Your goal:
Below is a listing; write it out exactly and drop any images from it.

Records provided:
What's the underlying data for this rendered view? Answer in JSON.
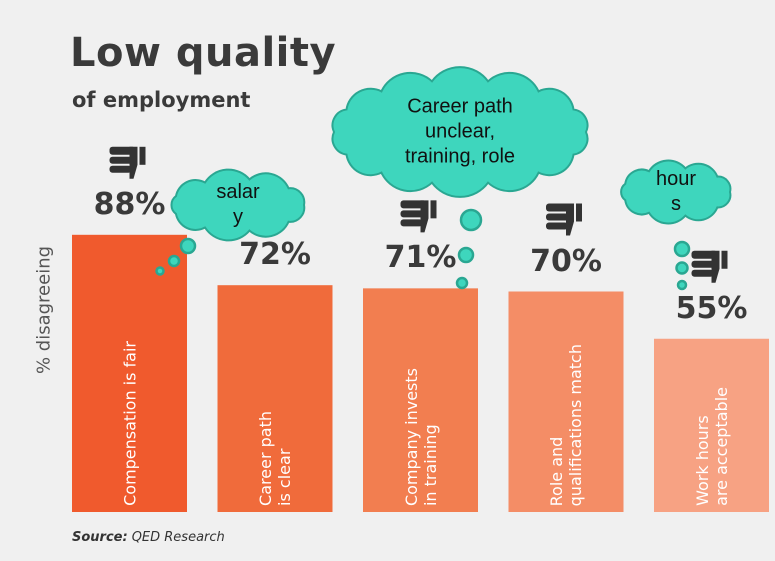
{
  "chart_data": {
    "type": "bar",
    "title": "Low quality",
    "subtitle": "of employment",
    "y_label": "% disagreeing",
    "categories": [
      "Compensation is fair",
      "Career path\nis clear",
      "Company invests\nin training",
      "Role and\nqualifications match",
      "Work hours\nare acceptable"
    ],
    "values": [
      88,
      72,
      71,
      70,
      55
    ],
    "value_labels": [
      "88%",
      "72%",
      "71%",
      "70%",
      "55%"
    ],
    "colors": [
      "#f05a2d",
      "#f06b3b",
      "#f27e50",
      "#f48d66",
      "#f7a283"
    ],
    "annotations": [
      {
        "text": "salar\ny",
        "bar": 0
      },
      {
        "text": "Career path\nunclear,\ntraining, role",
        "bar": 2
      },
      {
        "text": "hour\ns",
        "bar": 4
      }
    ],
    "source": {
      "label": "Source:",
      "text": "QED Research"
    }
  }
}
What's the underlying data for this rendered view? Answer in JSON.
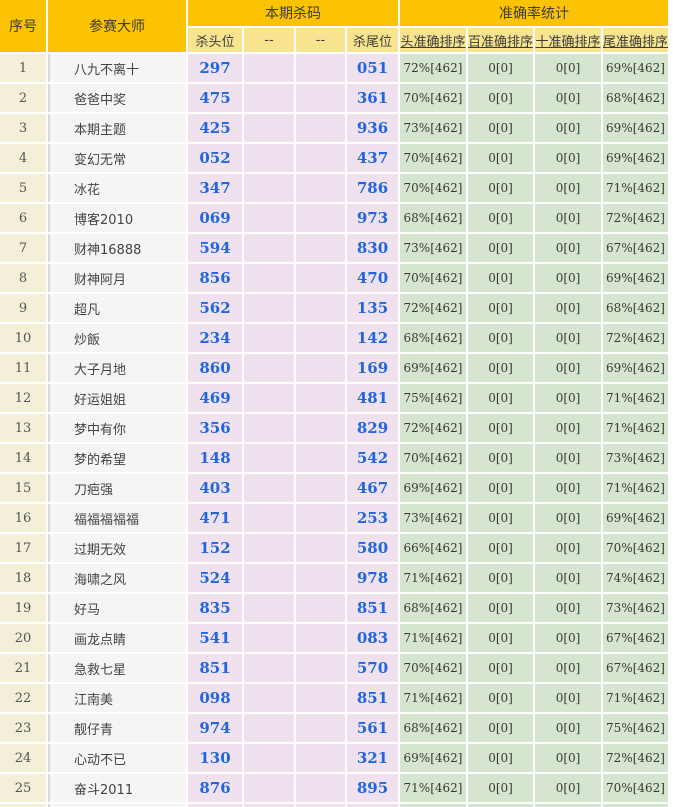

Finished answer:
What's the underlying data for this rendered view? Answer in JSON.
{
  "chart_data": {
    "type": "bar",
    "title": "Low quality",
    "subtitle": "of employment",
    "y_label": "% disagreeing",
    "categories": [
      "Compensation is fair",
      "Career path\nis clear",
      "Company invests\nin training",
      "Role and\nqualifications match",
      "Work hours\nare acceptable"
    ],
    "values": [
      88,
      72,
      71,
      70,
      55
    ],
    "value_labels": [
      "88%",
      "72%",
      "71%",
      "70%",
      "55%"
    ],
    "colors": [
      "#f05a2d",
      "#f06b3b",
      "#f27e50",
      "#f48d66",
      "#f7a283"
    ],
    "annotations": [
      {
        "text": "salar\ny",
        "bar": 0
      },
      {
        "text": "Career path\nunclear,\ntraining, role",
        "bar": 2
      },
      {
        "text": "hour\ns",
        "bar": 4
      }
    ],
    "source": {
      "label": "Source:",
      "text": "QED Research"
    }
  }
}
What's the underlying data for this rendered view? Answer in JSON.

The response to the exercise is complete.